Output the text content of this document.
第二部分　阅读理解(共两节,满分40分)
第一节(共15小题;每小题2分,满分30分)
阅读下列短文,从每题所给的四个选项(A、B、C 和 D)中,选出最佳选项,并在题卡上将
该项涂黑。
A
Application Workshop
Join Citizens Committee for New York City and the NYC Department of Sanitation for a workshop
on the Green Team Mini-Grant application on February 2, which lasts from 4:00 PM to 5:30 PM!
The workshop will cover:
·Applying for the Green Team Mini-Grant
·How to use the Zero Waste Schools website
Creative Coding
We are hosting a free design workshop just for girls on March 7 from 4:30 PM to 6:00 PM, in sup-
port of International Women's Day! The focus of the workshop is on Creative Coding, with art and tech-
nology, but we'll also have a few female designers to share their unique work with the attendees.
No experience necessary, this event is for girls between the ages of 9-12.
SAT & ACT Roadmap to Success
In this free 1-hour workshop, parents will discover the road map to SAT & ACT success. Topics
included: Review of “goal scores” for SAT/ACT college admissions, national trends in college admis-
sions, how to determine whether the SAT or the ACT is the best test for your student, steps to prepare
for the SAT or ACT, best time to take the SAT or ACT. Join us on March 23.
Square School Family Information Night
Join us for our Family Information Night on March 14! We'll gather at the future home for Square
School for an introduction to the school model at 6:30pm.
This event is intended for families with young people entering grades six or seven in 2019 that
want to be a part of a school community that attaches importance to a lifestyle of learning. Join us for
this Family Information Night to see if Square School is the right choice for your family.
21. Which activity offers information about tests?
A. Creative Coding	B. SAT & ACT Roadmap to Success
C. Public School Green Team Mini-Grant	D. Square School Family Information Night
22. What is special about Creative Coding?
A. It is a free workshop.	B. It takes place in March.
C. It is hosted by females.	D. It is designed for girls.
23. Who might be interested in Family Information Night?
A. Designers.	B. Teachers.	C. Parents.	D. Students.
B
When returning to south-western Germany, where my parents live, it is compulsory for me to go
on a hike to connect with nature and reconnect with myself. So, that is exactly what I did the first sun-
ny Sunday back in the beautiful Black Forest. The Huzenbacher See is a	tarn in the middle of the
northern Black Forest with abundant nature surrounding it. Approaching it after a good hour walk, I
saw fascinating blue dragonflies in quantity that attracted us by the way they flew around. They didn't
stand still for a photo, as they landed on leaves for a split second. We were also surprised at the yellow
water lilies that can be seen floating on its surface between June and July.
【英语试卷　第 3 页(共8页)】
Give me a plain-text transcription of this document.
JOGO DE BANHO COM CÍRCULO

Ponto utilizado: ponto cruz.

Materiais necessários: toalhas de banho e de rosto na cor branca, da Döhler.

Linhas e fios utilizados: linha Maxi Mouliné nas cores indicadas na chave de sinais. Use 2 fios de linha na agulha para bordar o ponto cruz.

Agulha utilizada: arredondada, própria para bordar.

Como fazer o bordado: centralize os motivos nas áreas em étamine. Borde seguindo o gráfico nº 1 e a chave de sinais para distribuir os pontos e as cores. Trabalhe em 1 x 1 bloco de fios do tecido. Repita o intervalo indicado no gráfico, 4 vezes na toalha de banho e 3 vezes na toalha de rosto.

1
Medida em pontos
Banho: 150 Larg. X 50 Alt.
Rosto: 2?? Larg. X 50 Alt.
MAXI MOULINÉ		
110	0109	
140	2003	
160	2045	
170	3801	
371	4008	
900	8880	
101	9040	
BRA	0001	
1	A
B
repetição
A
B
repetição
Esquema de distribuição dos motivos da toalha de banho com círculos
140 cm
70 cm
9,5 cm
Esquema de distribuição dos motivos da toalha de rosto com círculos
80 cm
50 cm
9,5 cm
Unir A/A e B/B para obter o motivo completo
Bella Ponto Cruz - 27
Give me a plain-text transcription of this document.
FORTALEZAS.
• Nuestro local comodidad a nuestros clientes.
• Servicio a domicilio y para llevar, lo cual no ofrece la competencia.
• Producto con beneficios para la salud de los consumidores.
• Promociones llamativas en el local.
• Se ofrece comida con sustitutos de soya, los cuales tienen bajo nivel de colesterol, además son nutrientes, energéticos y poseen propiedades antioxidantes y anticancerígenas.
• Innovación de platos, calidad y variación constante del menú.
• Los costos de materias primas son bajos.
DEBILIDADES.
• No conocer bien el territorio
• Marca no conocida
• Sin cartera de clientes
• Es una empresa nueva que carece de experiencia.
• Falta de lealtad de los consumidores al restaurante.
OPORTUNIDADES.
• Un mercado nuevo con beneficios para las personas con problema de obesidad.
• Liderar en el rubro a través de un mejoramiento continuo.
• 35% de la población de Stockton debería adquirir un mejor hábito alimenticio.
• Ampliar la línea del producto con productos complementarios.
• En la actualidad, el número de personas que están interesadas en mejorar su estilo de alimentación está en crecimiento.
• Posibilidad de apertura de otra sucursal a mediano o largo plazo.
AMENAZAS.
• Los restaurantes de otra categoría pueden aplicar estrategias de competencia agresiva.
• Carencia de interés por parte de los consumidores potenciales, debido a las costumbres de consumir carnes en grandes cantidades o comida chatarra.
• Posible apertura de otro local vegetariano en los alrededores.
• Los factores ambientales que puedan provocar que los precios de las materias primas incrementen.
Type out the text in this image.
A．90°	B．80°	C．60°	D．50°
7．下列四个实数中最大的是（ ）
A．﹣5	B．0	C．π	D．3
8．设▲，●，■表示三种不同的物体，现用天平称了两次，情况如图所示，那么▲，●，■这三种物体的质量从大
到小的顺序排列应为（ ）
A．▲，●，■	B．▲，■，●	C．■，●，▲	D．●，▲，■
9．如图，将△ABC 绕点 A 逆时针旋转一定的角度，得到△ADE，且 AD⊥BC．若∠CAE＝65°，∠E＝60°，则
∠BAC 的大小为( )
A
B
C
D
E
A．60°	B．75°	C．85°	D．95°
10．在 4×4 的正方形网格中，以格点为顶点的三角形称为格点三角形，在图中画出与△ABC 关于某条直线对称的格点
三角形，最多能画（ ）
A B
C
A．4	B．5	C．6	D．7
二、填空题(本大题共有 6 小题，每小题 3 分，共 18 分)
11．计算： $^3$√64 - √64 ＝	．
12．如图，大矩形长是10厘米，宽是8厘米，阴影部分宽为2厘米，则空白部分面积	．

____________________

◆ **WORK REQUIRED**
Report the count of lines in the entries that contain the string "chave", and nothing besides it.

◆ **EXERCISE ANSWER**
2